**WRITTEN REQUEST:** Retype each entry below, keeping every character the same.

Extracted data entries
^^^^

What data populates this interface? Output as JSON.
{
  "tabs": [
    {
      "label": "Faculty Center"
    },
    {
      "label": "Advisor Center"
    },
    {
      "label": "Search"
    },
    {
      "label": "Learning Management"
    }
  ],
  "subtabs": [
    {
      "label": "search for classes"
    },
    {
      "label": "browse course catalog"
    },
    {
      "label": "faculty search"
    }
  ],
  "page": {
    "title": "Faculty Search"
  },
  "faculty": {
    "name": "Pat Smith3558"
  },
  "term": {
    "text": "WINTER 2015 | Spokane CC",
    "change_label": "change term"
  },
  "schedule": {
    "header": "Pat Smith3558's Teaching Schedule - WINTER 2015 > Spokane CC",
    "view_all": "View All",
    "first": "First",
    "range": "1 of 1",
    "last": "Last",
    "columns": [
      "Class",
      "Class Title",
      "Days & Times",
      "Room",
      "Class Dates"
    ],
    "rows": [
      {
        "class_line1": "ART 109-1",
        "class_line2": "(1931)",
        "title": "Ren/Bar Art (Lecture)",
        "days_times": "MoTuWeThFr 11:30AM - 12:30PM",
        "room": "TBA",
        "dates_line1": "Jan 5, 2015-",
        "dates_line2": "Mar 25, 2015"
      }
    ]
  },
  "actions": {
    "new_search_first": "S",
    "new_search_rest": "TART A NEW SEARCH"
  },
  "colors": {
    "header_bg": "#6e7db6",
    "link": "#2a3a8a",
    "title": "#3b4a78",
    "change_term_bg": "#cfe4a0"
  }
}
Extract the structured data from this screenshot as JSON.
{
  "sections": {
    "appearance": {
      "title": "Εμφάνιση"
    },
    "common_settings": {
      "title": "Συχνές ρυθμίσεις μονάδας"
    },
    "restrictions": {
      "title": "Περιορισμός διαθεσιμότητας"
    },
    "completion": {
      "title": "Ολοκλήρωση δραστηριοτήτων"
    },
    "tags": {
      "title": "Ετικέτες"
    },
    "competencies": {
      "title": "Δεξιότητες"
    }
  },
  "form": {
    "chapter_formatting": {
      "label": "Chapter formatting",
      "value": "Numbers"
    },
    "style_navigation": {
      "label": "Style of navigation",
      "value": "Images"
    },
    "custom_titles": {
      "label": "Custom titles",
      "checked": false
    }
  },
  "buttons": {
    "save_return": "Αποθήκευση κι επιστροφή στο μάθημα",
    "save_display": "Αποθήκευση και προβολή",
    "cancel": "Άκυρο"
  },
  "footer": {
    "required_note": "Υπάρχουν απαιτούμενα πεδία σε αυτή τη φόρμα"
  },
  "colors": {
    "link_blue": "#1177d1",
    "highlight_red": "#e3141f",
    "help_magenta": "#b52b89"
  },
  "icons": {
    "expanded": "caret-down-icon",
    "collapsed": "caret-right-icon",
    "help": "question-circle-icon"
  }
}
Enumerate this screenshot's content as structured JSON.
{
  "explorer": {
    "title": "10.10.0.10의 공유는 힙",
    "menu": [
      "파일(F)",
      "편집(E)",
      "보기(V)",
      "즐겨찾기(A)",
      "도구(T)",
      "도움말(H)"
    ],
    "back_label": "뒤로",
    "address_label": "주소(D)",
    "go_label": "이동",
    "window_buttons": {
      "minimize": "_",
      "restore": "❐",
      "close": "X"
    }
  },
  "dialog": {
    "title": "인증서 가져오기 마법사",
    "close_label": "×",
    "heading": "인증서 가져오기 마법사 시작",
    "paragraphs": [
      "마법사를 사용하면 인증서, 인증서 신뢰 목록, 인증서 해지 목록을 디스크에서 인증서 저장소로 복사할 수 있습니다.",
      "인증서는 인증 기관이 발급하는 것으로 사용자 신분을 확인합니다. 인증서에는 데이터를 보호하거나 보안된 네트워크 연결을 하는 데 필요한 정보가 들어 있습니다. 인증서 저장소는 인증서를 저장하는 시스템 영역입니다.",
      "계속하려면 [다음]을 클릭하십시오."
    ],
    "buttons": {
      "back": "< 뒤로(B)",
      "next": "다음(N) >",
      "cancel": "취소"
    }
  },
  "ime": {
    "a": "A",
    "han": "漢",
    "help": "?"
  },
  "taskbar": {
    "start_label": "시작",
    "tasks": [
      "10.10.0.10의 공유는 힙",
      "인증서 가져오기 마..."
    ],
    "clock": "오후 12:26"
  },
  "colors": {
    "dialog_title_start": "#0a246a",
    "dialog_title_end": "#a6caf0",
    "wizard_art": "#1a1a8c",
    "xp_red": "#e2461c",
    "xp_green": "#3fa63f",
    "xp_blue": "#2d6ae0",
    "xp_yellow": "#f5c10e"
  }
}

^^^^

**THE RESPONSE:**
What data populates this interface? Output as JSON.
{
  "tabs": [
    {
      "label": "Faculty Center"
    },
    {
      "label": "Advisor Center"
    },
    {
      "label": "Search"
    },
    {
      "label": "Learning Management"
    }
  ],
  "subtabs": [
    {
      "label": "search for classes"
    },
    {
      "label": "browse course catalog"
    },
    {
      "label": "faculty search"
    }
  ],
  "page": {
    "title": "Faculty Search"
  },
  "faculty": {
    "name": "Pat Smith3558"
  },
  "term": {
    "text": "WINTER 2015 | Spokane CC",
    "change_label": "change term"
  },
  "schedule": {
    "header": "Pat Smith3558's Teaching Schedule - WINTER 2015 > Spokane CC",
    "view_all": "View All",
    "first": "First",
    "range": "1 of 1",
    "last": "Last",
    "columns": [
      "Class",
      "Class Title",
      "Days & Times",
      "Room",
      "Class Dates"
    ],
    "rows": [
      {
        "class_line1": "ART 109-1",
        "class_line2": "(1931)",
        "title": "Ren/Bar Art (Lecture)",
        "days_times": "MoTuWeThFr 11:30AM - 12:30PM",
        "room": "TBA",
        "dates_line1": "Jan 5, 2015-",
        "dates_line2": "Mar 25, 2015"
      }
    ]
  },
  "actions": {
    "new_search_first": "S",
    "new_search_rest": "TART A NEW SEARCH"
  },
  "colors": {
    "header_bg": "#6e7db6",
    "link": "#2a3a8a",
    "title": "#3b4a78",
    "change_term_bg": "#cfe4a0"
  }
}
Extract the structured data from this screenshot as JSON.
{
  "sections": {
    "appearance": {
      "title": "Εμφάνιση"
    },
    "common_settings": {
      "title": "Συχνές ρυθμίσεις μονάδας"
    },
    "restrictions": {
      "title": "Περιορισμός διαθεσιμότητας"
    },
    "completion": {
      "title": "Ολοκλήρωση δραστηριοτήτων"
    },
    "tags": {
      "title": "Ετικέτες"
    },
    "competencies": {
      "title": "Δεξιότητες"
    }
  },
  "form": {
    "chapter_formatting": {
      "label": "Chapter formatting",
      "value": "Numbers"
    },
    "style_navigation": {
      "label": "Style of navigation",
      "value": "Images"
    },
    "custom_titles": {
      "label": "Custom titles",
      "checked": false
    }
  },
  "buttons": {
    "save_return": "Αποθήκευση κι επιστροφή στο μάθημα",
    "save_display": "Αποθήκευση και προβολή",
    "cancel": "Άκυρο"
  },
  "footer": {
    "required_note": "Υπάρχουν απαιτούμενα πεδία σε αυτή τη φόρμα"
  },
  "colors": {
    "link_blue": "#1177d1",
    "highlight_red": "#e3141f",
    "help_magenta": "#b52b89"
  },
  "icons": {
    "expanded": "caret-down-icon",
    "collapsed": "caret-right-icon",
    "help": "question-circle-icon"
  }
}
Enumerate this screenshot's content as structured JSON.
{
  "explorer": {
    "title": "10.10.0.10의 공유는 힙",
    "menu": [
      "파일(F)",
      "편집(E)",
      "보기(V)",
      "즐겨찾기(A)",
      "도구(T)",
      "도움말(H)"
    ],
    "back_label": "뒤로",
    "address_label": "주소(D)",
    "go_label": "이동",
    "window_buttons": {
      "minimize": "_",
      "restore": "❐",
      "close": "X"
    }
  },
  "dialog": {
    "title": "인증서 가져오기 마법사",
    "close_label": "×",
    "heading": "인증서 가져오기 마법사 시작",
    "paragraphs": [
      "마법사를 사용하면 인증서, 인증서 신뢰 목록, 인증서 해지 목록을 디스크에서 인증서 저장소로 복사할 수 있습니다.",
      "인증서는 인증 기관이 발급하는 것으로 사용자 신분을 확인합니다. 인증서에는 데이터를 보호하거나 보안된 네트워크 연결을 하는 데 필요한 정보가 들어 있습니다. 인증서 저장소는 인증서를 저장하는 시스템 영역입니다.",
      "계속하려면 [다음]을 클릭하십시오."
    ],
    "buttons": {
      "back": "< 뒤로(B)",
      "next": "다음(N) >",
      "cancel": "취소"
    }
  },
  "ime": {
    "a": "A",
    "han": "漢",
    "help": "?"
  },
  "taskbar": {
    "start_label": "시작",
    "tasks": [
      "10.10.0.10의 공유는 힙",
      "인증서 가져오기 마..."
    ],
    "clock": "오후 12:26"
  },
  "colors": {
    "dialog_title_start": "#0a246a",
    "dialog_title_end": "#a6caf0",
    "wizard_art": "#1a1a8c",
    "xp_red": "#e2461c",
    "xp_green": "#3fa63f",
    "xp_blue": "#2d6ae0",
    "xp_yellow": "#f5c10e"
  }
}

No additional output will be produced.